Article

---

That night around 3am we departed on another 11 hour journey to the vibrant city of Cochabamba, my present location. Our three days in Cochabamba are sandwiched by the rough and dirty Uyuni tour and Carnaval in Oruro, which begins tomorrow. For those of you who are not familiar, Carnaval is a party of epic proportions celebrated in various cities throughout South America. I have not doubt that the next three days will be among the wildest of my entire life. I cant wait to tell you all about it! Anyway, we have been focused on only one thing in Cochabamba: relaxation. We are splurging a bit by staying in hotels instead of hostels and eating fancy dinners in a few of the cities finest restaurants. Thanks to Bolivia´s remarkably advantageous traveller economy, living luxuriously is still extremely cheap. This is the calm before the Carnaval storm, and a much needed opportunity to unwind and enjoy hot showers and fantastic food.
Watch for another entry on the 16th or 17th and, as always, thanks for reading!

Responses to comments-
Mom- You will be relieved to know that I just bought a large bottle of sun block. No more sunburns for me!

Lindsey- We are having the time of our lives. I will be sorry to part ways with the girls in a few days, but Im sure you are excited to have them home :)

Hilda- Thanks for keeping up with the blog! Im looking forward to getting together for dinner sometime when I get back

Katie- I miss you guys! Give all of the kids a big hug and kiss for me. I havent been able to get any of my pictures up on facebook, but Im looking forward to giving you a slide show when I get home!

Kyle- thanks for reading buddy. Cant wait til March when I can hang out with you in the Fort.

Barbara- Thanks so much for reading. You are a very special person and one that I am very pleased to share my experiences with. And thanks for the Rick Steves comparison, he is my hero :)

---

Information shown
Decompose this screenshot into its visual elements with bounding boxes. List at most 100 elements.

---

Set exercise 1
List everyone the travel blog entry addresses in its responses to comments.
Set exercise 2
Pick up the travel blog entry about Cochabamba after its final reply to a comment, and write a few more lines.

Result 1
Mom, Lindsey, Hilda, Katie, Kyle, Barbara

Result 2
Ryan- Hey buddy, how is school going so far? I think you will be a great history professor, Indiana Jones, or anything else that you put your mind to. I cant wait to see how you decide to use that wonderful brain of yours!
The salt flats were so cool, it is a great spot for you to ride your bike. And yes, I saw HUNDREDS of flamingos .
Thanks again for your comments pal, they make my day.
PS- I DO NOT LOOK DORKY IN A COWBOY HAT :)

Saturday, February 6, 2010

Hola todos!

Hello there! I was very much looking forward to updating my blog this morning, but it seems it is going to have to wait a couple more days :( We are leaving today, a day earlier than anticipated, for a 3 day tour of the Salar de Uyuni. I will not be able to get online during this time, but I will have much to report when I get back! We are having a wonderful time- full update soon!

Sunday, January 31, 2010

Lake Titicaca

Well, sure enough, as many of you may have guessed from watching the news, Machu Picchu was a no go. The day we left Cusco there were still over 1,000 people stuck up there awaiting evacuation. You wont hear me complain one bit about the whole situation, as I am extremely thankful not to have been one of the stranded backpackers. Ill be back someday, no reason or time to dwell on adventures that almost happened when fresh experiences wait around every corner.
On our last day in Cusco we booked an all inclusive guided tour of the islands on the Peruvian side of Lake Titicaca. We paid $65, which seemed a much better deal at the time than it turned out to be. In an attempt not to give any negative aspects more time than they deserve, I will allow myself five sentences to tell you about the disappointments, then move on to tell the tale of how Lake Titicaca redeemed itself in fine fashion...
The bad- Our tour agency did not live up to their promises and left us feeling totally ripped off. The historically rich floating islands of Lake Titicaca have been reduced to tourist traps where unsuspecting visitors are fed a load of inauthentic nonsense and pressured into buying lame souveniers. It felt like a Disney Land ride. I fell asleep on the top of a boat for three hours and gave myself the worst facial sunburn in Peruvian history. It hurts and I look like a leper.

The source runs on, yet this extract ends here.